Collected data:
---+---
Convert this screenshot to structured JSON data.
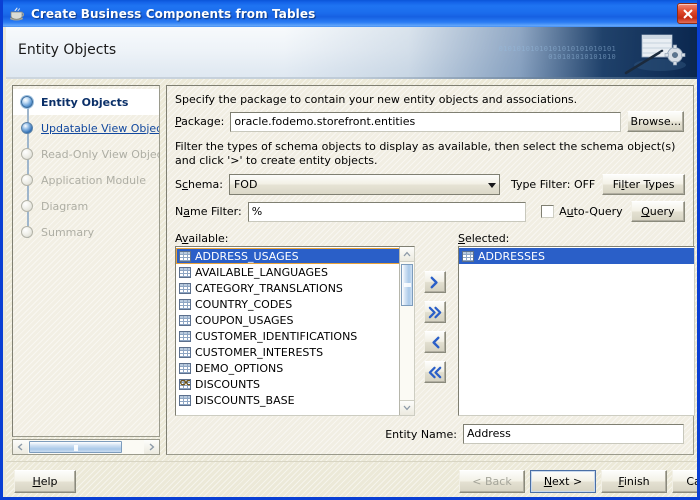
{
  "window": {
    "title": "Create Business Components from Tables",
    "icon": "java-coffee-cup-icon",
    "close_label": "Close",
    "frame_color": "#0a3fd4",
    "titlebar_color": "#1b6cec"
  },
  "banner": {
    "title": "Entity Objects",
    "binary_line1": "01010101010101010101010101",
    "binary_line2": "010101010101010",
    "art": "table-pen-gear-graphic"
  },
  "sidebar": {
    "items": [
      {
        "label": "Entity Objects",
        "state": "active"
      },
      {
        "label": "Updatable View Objects",
        "state": "link"
      },
      {
        "label": "Read-Only View Objects",
        "state": "disabled"
      },
      {
        "label": "Application Module",
        "state": "disabled"
      },
      {
        "label": "Diagram",
        "state": "disabled"
      },
      {
        "label": "Summary",
        "state": "disabled"
      }
    ],
    "scroll_left_icon": "chevron-left-icon",
    "scroll_right_icon": "chevron-right-icon"
  },
  "content": {
    "package_description": "Specify the package to contain your new entity objects and associations.",
    "package_label": "Package:",
    "package_value": "oracle.fodemo.storefront.entities",
    "browse_label": "Browse...",
    "filter_description": "Filter the types of schema objects to display as available, then select the schema object(s) and click '>' to create entity objects.",
    "schema_label": "Schema:",
    "schema_value": "FOD",
    "type_filter_status": "Type Filter: OFF",
    "filter_types_label": "Filter Types",
    "name_filter_label": "Name Filter:",
    "name_filter_value": "%",
    "auto_query_label": "Auto-Query",
    "auto_query_checked": false,
    "query_label": "Query",
    "available_label": "Available:",
    "selected_label": "Selected:",
    "available_items": [
      {
        "name": "ADDRESS_USAGES",
        "icon": "table-icon",
        "selected": true
      },
      {
        "name": "AVAILABLE_LANGUAGES",
        "icon": "table-icon",
        "selected": false
      },
      {
        "name": "CATEGORY_TRANSLATIONS",
        "icon": "table-icon",
        "selected": false
      },
      {
        "name": "COUNTRY_CODES",
        "icon": "table-icon",
        "selected": false
      },
      {
        "name": "COUPON_USAGES",
        "icon": "table-icon",
        "selected": false
      },
      {
        "name": "CUSTOMER_IDENTIFICATIONS",
        "icon": "table-icon",
        "selected": false
      },
      {
        "name": "CUSTOMER_INTERESTS",
        "icon": "table-icon",
        "selected": false
      },
      {
        "name": "DEMO_OPTIONS",
        "icon": "table-icon",
        "selected": false
      },
      {
        "name": "DISCOUNTS",
        "icon": "view-icon",
        "selected": false
      },
      {
        "name": "DISCOUNTS_BASE",
        "icon": "table-icon",
        "selected": false
      }
    ],
    "selected_items": [
      {
        "name": "ADDRESSES",
        "icon": "table-icon",
        "selected": true
      }
    ],
    "transfer_buttons": [
      {
        "name": "move-right-button",
        "icon": "chevron-right-icon"
      },
      {
        "name": "move-all-right-button",
        "icon": "chevron-double-right-icon"
      },
      {
        "name": "move-left-button",
        "icon": "chevron-left-icon"
      },
      {
        "name": "move-all-left-button",
        "icon": "chevron-double-left-icon"
      }
    ],
    "entity_name_label": "Entity Name:",
    "entity_name_value": "Address",
    "selection_highlight_color": "#2a5fc8",
    "focus_outline_color": "#e8a23a"
  },
  "footer": {
    "help_label": "Help",
    "back_label": "< Back",
    "back_disabled": true,
    "next_label": "Next >",
    "next_focused": true,
    "finish_label": "Finish",
    "cancel_label": "Cancel"
  }
}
---+---
Stated exercise: The data above needs to be retyped exactly, with the images left out.

Written answer:
Convert this screenshot to structured JSON data.
{
  "window": {
    "title": "Create Business Components from Tables",
    "icon": "java-coffee-cup-icon",
    "close_label": "Close",
    "frame_color": "#0a3fd4",
    "titlebar_color": "#1b6cec"
  },
  "banner": {
    "title": "Entity Objects",
    "binary_line1": "01010101010101010101010101",
    "binary_line2": "010101010101010",
    "art": "table-pen-gear-graphic"
  },
  "sidebar": {
    "items": [
      {
        "label": "Entity Objects",
        "state": "active"
      },
      {
        "label": "Updatable View Objects",
        "state": "link"
      },
      {
        "label": "Read-Only View Objects",
        "state": "disabled"
      },
      {
        "label": "Application Module",
        "state": "disabled"
      },
      {
        "label": "Diagram",
        "state": "disabled"
      },
      {
        "label": "Summary",
        "state": "disabled"
      }
    ],
    "scroll_left_icon": "chevron-left-icon",
    "scroll_right_icon": "chevron-right-icon"
  },
  "content": {
    "package_description": "Specify the package to contain your new entity objects and associations.",
    "package_label": "Package:",
    "package_value": "oracle.fodemo.storefront.entities",
    "browse_label": "Browse...",
    "filter_description": "Filter the types of schema objects to display as available, then select the schema object(s) and click '>' to create entity objects.",
    "schema_label": "Schema:",
    "schema_value": "FOD",
    "type_filter_status": "Type Filter: OFF",
    "filter_types_label": "Filter Types",
    "name_filter_label": "Name Filter:",
    "name_filter_value": "%",
    "auto_query_label": "Auto-Query",
    "auto_query_checked": false,
    "query_label": "Query",
    "available_label": "Available:",
    "selected_label": "Selected:",
    "available_items": [
      {
        "name": "ADDRESS_USAGES",
        "icon": "table-icon",
        "selected": true
      },
      {
        "name": "AVAILABLE_LANGUAGES",
        "icon": "table-icon",
        "selected": false
      },
      {
        "name": "CATEGORY_TRANSLATIONS",
        "icon": "table-icon",
        "selected": false
      },
      {
        "name": "COUNTRY_CODES",
        "icon": "table-icon",
        "selected": false
      },
      {
        "name": "COUPON_USAGES",
        "icon": "table-icon",
        "selected": false
      },
      {
        "name": "CUSTOMER_IDENTIFICATIONS",
        "icon": "table-icon",
        "selected": false
      },
      {
        "name": "CUSTOMER_INTERESTS",
        "icon": "table-icon",
        "selected": false
      },
      {
        "name": "DEMO_OPTIONS",
        "icon": "table-icon",
        "selected": false
      },
      {
        "name": "DISCOUNTS",
        "icon": "view-icon",
        "selected": false
      },
      {
        "name": "DISCOUNTS_BASE",
        "icon": "table-icon",
        "selected": false
      }
    ],
    "selected_items": [
      {
        "name": "ADDRESSES",
        "icon": "table-icon",
        "selected": true
      }
    ],
    "transfer_buttons": [
      {
        "name": "move-right-button",
        "icon": "chevron-right-icon"
      },
      {
        "name": "move-all-right-button",
        "icon": "chevron-double-right-icon"
      },
      {
        "name": "move-left-button",
        "icon": "chevron-left-icon"
      },
      {
        "name": "move-all-left-button",
        "icon": "chevron-double-left-icon"
      }
    ],
    "entity_name_label": "Entity Name:",
    "entity_name_value": "Address",
    "selection_highlight_color": "#2a5fc8",
    "focus_outline_color": "#e8a23a"
  },
  "footer": {
    "help_label": "Help",
    "back_label": "< Back",
    "back_disabled": true,
    "next_label": "Next >",
    "next_focused": true,
    "finish_label": "Finish",
    "cancel_label": "Cancel"
  }
}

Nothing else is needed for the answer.